▶ _What to do_
Collect all lines below with the string "Grondstofprijsrisico".

▶ _Data rows_
::::::::
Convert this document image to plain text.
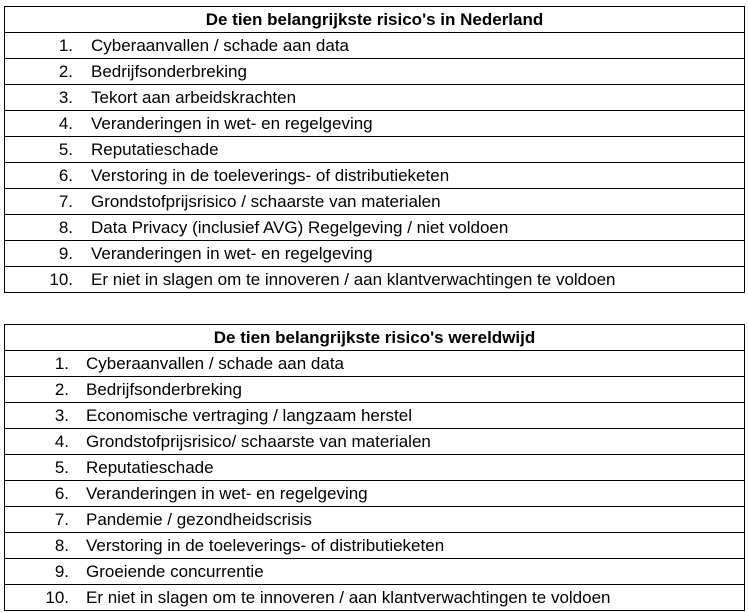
De tien belangrijkste risico's in Nederland

1. Cyberaanvallen / schade aan data

2. Bedrijfsonderbreking

3. Tekort aan arbeidskrachten

4. Veranderingen in wet- en regelgeving

5. Reputatieschade

6. Verstoring in de toeleverings- of distributieketen

7. Grondstofprijsrisico / schaarste van materialen

8. Data Privacy (inclusief AVG) Regelgeving / niet voldoen

9. Veranderingen in wet- en regelgeving

10. Er niet in slagen om te innoveren / aan klantverwachtingen te voldoen
De tien belangrijkste risico's wereldwijd

1. Cyberaanvallen / schade aan data

2. Bedrijfsonderbreking

3. Economische vertraging / langzaam herstel

4. Grondstofprijsrisico/ schaarste van materialen

5. Reputatieschade

6. Veranderingen in wet- en regelgeving

7. Pandemie / gezondheidscrisis

8. Verstoring in de toeleverings- of distributieketen

9. Groeiende concurrentie

10. Er niet in slagen om te innoveren / aan klantverwachtingen te voldoen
::::::::
▶ _The completed task_
7. Grondstofprijsrisico / schaarste van materialen
4. Grondstofprijsrisico/ schaarste van materialen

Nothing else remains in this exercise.